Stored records
━━━━━━━━
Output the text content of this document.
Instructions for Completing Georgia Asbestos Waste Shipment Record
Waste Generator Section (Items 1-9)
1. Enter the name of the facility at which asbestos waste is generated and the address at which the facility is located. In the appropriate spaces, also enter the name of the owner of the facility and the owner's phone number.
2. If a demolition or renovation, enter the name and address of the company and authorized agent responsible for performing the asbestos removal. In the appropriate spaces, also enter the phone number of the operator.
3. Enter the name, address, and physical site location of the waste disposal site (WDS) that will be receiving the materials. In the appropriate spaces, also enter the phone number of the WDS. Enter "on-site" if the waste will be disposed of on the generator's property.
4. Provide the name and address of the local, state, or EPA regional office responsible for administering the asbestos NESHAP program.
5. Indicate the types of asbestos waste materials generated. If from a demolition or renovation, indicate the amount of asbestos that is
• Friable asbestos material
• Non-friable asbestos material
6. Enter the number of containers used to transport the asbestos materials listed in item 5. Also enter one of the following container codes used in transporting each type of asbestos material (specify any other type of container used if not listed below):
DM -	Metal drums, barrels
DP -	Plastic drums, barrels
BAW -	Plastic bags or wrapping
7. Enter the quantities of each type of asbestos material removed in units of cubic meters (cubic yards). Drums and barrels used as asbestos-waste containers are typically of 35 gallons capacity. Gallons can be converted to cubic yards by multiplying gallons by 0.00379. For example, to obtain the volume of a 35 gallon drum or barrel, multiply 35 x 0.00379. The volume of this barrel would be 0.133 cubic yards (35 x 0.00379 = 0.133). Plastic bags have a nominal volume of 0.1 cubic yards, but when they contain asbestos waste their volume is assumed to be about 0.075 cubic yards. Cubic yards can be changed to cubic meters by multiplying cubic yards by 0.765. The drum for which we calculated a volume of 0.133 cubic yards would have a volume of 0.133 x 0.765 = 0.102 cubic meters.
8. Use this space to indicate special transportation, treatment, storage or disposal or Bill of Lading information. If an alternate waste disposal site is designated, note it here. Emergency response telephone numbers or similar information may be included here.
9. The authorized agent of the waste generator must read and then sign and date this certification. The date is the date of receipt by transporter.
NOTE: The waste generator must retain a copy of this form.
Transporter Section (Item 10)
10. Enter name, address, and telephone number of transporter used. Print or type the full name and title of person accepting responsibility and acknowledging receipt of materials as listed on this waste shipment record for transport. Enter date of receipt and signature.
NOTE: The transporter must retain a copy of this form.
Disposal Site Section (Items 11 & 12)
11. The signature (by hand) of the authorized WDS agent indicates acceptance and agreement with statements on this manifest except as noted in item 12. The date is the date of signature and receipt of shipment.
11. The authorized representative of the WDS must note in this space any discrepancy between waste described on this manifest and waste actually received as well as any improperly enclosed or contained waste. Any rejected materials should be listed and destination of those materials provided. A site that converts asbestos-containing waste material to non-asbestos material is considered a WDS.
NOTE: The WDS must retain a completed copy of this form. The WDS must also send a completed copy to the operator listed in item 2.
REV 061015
━━━━━━━━
GOAL: All of the lines above need to be given again exactly.

SOLUTION TO THIS EXERCISE:
Output the text content of this document.
Instructions for Completing Georgia Asbestos Waste Shipment Record
Waste Generator Section (Items 1-9)
1. Enter the name of the facility at which asbestos waste is generated and the address at which the facility is located. In the appropriate spaces, also enter the name of the owner of the facility and the owner's phone number.
2. If a demolition or renovation, enter the name and address of the company and authorized agent responsible for performing the asbestos removal. In the appropriate spaces, also enter the phone number of the operator.
3. Enter the name, address, and physical site location of the waste disposal site (WDS) that will be receiving the materials. In the appropriate spaces, also enter the phone number of the WDS. Enter "on-site" if the waste will be disposed of on the generator's property.
4. Provide the name and address of the local, state, or EPA regional office responsible for administering the asbestos NESHAP program.
5. Indicate the types of asbestos waste materials generated. If from a demolition or renovation, indicate the amount of asbestos that is
• Friable asbestos material
• Non-friable asbestos material
6. Enter the number of containers used to transport the asbestos materials listed in item 5. Also enter one of the following container codes used in transporting each type of asbestos material (specify any other type of container used if not listed below):
DM -	Metal drums, barrels
DP -	Plastic drums, barrels
BAW -	Plastic bags or wrapping
7. Enter the quantities of each type of asbestos material removed in units of cubic meters (cubic yards). Drums and barrels used as asbestos-waste containers are typically of 35 gallons capacity. Gallons can be converted to cubic yards by multiplying gallons by 0.00379. For example, to obtain the volume of a 35 gallon drum or barrel, multiply 35 x 0.00379. The volume of this barrel would be 0.133 cubic yards (35 x 0.00379 = 0.133). Plastic bags have a nominal volume of 0.1 cubic yards, but when they contain asbestos waste their volume is assumed to be about 0.075 cubic yards. Cubic yards can be changed to cubic meters by multiplying cubic yards by 0.765. The drum for which we calculated a volume of 0.133 cubic yards would have a volume of 0.133 x 0.765 = 0.102 cubic meters.
8. Use this space to indicate special transportation, treatment, storage or disposal or Bill of Lading information. If an alternate waste disposal site is designated, note it here. Emergency response telephone numbers or similar information may be included here.
9. The authorized agent of the waste generator must read and then sign and date this certification. The date is the date of receipt by transporter.
NOTE: The waste generator must retain a copy of this form.
Transporter Section (Item 10)
10. Enter name, address, and telephone number of transporter used. Print or type the full name and title of person accepting responsibility and acknowledging receipt of materials as listed on this waste shipment record for transport. Enter date of receipt and signature.
NOTE: The transporter must retain a copy of this form.
Disposal Site Section (Items 11 & 12)
11. The signature (by hand) of the authorized WDS agent indicates acceptance and agreement with statements on this manifest except as noted in item 12. The date is the date of signature and receipt of shipment.
11. The authorized representative of the WDS must note in this space any discrepancy between waste described on this manifest and waste actually received as well as any improperly enclosed or contained waste. Any rejected materials should be listed and destination of those materials provided. A site that converts asbestos-containing waste material to non-asbestos material is considered a WDS.
NOTE: The WDS must retain a completed copy of this form. The WDS must also send a completed copy to the operator listed in item 2.
REV 061015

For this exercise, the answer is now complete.